Records =
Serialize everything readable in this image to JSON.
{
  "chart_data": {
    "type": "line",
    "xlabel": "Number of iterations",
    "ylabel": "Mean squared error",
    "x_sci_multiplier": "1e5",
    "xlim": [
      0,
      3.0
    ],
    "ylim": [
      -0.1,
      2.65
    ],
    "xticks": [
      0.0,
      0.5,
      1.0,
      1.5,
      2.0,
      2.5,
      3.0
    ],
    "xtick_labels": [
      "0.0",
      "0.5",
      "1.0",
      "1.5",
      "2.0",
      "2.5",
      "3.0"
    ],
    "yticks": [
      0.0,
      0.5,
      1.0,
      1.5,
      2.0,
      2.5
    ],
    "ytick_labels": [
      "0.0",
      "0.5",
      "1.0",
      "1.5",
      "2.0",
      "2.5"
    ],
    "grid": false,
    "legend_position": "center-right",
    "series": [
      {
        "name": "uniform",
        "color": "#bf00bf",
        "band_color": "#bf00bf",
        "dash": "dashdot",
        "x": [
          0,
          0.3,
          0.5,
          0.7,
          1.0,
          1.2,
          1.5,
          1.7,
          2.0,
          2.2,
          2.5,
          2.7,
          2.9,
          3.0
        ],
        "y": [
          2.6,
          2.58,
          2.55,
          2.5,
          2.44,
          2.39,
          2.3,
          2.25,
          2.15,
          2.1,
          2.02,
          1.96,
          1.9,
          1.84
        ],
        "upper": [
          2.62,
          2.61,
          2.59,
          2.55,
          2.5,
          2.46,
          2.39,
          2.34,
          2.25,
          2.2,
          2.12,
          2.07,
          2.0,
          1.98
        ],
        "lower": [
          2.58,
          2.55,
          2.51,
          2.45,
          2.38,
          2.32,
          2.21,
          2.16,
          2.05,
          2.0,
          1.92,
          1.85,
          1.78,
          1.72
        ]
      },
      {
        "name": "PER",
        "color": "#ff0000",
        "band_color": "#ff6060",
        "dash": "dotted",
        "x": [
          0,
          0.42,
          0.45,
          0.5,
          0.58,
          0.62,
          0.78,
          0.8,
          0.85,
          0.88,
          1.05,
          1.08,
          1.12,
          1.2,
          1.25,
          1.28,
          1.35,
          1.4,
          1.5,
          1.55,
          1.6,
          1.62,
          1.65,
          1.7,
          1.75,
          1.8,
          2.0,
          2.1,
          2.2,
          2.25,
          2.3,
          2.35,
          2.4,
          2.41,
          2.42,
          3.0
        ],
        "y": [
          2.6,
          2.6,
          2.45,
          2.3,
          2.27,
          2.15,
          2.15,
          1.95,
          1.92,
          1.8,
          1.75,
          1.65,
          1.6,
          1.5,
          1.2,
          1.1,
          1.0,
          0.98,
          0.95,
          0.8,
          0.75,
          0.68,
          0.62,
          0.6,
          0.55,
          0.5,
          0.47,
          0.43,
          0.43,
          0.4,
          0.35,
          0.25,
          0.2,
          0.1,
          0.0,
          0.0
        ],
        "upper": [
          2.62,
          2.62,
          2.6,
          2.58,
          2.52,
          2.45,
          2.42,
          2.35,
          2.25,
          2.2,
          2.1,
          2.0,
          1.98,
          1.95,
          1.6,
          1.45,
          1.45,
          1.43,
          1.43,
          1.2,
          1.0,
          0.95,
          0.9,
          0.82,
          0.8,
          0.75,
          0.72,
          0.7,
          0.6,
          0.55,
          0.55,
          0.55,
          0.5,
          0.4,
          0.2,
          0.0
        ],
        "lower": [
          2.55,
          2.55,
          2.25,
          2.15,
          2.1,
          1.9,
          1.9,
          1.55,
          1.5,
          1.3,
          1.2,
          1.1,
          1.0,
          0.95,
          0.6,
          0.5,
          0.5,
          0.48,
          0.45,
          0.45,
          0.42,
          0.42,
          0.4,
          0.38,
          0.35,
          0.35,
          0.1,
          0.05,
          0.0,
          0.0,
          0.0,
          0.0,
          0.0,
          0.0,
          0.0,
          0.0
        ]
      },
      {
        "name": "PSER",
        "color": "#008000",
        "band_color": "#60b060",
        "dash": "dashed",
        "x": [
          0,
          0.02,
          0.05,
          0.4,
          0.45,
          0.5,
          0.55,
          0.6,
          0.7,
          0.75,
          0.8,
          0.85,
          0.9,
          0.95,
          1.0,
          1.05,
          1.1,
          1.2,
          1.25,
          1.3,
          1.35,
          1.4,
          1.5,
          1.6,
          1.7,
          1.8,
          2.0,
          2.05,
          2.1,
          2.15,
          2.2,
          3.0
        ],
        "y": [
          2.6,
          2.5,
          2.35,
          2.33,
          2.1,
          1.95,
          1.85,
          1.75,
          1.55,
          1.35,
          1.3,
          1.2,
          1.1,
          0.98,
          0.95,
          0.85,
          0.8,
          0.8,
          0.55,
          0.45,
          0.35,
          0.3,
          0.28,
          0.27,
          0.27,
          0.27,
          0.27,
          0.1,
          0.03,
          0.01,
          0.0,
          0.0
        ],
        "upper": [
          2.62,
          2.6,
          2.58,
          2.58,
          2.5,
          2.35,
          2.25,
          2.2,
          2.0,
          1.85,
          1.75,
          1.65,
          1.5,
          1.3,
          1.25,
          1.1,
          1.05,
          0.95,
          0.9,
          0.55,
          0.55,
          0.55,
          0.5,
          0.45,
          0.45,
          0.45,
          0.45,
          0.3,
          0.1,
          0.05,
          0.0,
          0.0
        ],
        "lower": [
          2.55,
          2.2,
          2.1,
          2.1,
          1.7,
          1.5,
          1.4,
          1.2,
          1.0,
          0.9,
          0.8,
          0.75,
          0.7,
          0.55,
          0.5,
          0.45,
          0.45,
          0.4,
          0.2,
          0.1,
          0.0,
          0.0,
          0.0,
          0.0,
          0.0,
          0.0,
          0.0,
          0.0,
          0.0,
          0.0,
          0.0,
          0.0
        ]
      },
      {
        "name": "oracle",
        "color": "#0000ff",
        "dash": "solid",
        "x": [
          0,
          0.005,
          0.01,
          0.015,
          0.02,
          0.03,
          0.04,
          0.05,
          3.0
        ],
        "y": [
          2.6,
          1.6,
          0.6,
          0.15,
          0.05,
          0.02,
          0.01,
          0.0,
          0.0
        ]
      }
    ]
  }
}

Exercise =
Note every line above where the string "name" shows up, and copy those lines.

Completed exercise =
        "name": "uniform",
        "name": "PER",
        "name": "PSER",
        "name": "oracle",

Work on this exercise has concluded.